Exercise prompt: Assemble all lines in which the string "Contracts" appears.

(Stored records)
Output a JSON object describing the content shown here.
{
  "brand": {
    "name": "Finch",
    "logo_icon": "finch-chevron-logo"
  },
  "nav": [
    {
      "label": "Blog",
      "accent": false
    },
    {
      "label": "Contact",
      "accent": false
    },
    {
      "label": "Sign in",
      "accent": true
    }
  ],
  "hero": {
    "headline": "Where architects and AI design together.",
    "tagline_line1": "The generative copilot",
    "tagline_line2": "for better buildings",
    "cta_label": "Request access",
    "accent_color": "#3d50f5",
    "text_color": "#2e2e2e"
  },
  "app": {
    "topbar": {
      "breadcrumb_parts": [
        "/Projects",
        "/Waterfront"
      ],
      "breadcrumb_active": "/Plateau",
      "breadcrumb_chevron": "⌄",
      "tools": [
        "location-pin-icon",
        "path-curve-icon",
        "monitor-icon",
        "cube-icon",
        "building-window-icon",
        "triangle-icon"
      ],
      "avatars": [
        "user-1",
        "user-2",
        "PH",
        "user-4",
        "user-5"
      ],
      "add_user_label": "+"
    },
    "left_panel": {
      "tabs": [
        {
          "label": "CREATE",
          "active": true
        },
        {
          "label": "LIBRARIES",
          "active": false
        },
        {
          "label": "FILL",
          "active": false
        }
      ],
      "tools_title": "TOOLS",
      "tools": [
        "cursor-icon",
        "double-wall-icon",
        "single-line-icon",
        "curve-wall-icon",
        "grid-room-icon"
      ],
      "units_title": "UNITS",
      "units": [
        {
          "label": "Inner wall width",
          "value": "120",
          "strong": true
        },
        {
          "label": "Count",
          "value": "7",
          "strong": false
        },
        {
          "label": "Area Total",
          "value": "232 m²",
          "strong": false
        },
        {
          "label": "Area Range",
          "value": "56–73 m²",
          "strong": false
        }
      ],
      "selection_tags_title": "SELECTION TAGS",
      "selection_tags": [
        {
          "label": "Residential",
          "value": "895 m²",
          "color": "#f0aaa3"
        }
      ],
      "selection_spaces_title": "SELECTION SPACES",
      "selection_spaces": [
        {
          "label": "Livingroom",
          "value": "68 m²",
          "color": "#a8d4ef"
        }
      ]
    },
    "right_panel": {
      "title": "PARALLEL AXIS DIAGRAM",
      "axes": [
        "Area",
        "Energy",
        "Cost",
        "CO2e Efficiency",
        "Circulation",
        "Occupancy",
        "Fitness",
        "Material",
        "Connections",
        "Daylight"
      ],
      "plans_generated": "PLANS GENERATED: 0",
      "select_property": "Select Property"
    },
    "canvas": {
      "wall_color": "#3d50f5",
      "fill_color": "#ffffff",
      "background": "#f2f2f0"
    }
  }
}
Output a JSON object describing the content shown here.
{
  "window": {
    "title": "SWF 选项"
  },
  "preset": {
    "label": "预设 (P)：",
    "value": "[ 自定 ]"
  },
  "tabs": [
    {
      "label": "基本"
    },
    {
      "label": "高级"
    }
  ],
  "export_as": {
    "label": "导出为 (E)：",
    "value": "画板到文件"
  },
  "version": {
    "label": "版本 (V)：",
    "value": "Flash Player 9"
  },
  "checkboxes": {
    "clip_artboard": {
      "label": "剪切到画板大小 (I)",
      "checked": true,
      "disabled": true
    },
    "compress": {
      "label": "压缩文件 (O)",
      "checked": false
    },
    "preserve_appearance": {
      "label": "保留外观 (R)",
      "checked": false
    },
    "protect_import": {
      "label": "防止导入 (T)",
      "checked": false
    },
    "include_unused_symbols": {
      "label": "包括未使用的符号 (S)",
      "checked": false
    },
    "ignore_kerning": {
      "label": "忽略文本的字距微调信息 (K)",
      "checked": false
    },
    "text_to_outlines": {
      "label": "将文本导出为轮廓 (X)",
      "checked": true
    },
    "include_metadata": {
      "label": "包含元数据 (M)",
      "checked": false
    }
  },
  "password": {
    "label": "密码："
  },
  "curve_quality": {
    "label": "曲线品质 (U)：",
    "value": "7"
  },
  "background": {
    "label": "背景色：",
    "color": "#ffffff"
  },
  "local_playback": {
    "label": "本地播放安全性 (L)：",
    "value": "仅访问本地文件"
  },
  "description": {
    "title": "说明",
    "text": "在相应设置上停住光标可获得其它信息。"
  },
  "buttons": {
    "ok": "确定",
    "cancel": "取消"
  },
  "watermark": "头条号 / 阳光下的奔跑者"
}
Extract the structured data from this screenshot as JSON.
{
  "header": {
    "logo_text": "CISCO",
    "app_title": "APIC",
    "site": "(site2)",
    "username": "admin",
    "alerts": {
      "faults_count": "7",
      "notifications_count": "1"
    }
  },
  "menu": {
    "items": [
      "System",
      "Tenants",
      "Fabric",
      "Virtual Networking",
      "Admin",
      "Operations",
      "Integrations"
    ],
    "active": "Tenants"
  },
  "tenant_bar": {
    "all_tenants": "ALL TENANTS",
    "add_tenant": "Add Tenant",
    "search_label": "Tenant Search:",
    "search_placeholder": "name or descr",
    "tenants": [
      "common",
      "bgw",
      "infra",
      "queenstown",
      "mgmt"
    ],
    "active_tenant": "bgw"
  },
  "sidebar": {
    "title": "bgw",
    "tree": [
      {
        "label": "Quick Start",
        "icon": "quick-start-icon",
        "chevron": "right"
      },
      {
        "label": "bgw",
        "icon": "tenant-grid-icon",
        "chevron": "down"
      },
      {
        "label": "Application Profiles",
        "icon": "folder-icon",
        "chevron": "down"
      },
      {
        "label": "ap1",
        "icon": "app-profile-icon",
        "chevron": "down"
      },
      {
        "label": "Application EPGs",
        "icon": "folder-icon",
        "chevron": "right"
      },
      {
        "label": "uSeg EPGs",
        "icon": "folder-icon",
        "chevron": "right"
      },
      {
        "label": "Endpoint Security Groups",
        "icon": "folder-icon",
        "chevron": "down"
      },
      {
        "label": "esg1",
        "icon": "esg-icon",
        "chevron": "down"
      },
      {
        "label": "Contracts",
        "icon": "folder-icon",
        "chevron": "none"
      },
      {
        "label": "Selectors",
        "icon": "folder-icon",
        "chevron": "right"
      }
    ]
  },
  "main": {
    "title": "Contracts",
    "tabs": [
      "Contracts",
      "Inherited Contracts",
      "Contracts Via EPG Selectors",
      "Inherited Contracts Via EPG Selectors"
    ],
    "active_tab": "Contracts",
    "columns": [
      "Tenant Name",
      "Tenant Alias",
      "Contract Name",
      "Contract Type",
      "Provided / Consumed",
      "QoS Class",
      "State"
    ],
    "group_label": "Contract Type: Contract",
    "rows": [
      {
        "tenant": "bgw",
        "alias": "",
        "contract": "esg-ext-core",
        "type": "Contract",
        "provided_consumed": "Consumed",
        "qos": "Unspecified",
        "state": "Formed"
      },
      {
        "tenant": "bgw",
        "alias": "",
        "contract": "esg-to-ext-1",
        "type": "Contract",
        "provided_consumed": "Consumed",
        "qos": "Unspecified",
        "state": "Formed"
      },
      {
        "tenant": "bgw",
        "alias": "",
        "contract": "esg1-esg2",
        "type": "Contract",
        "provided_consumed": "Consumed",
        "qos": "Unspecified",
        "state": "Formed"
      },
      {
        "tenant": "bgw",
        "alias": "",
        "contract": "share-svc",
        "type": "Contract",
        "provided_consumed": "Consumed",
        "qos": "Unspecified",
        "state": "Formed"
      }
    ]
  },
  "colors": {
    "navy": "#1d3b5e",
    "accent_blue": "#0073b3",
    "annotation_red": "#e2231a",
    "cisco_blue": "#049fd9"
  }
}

Completed exercise:
        "label": "Contracts",
    "title": "Contracts",
      "Contracts",
      "Inherited Contracts",
      "Contracts Via EPG Selectors",
      "Inherited Contracts Via EPG Selectors"
    "active_tab": "Contracts",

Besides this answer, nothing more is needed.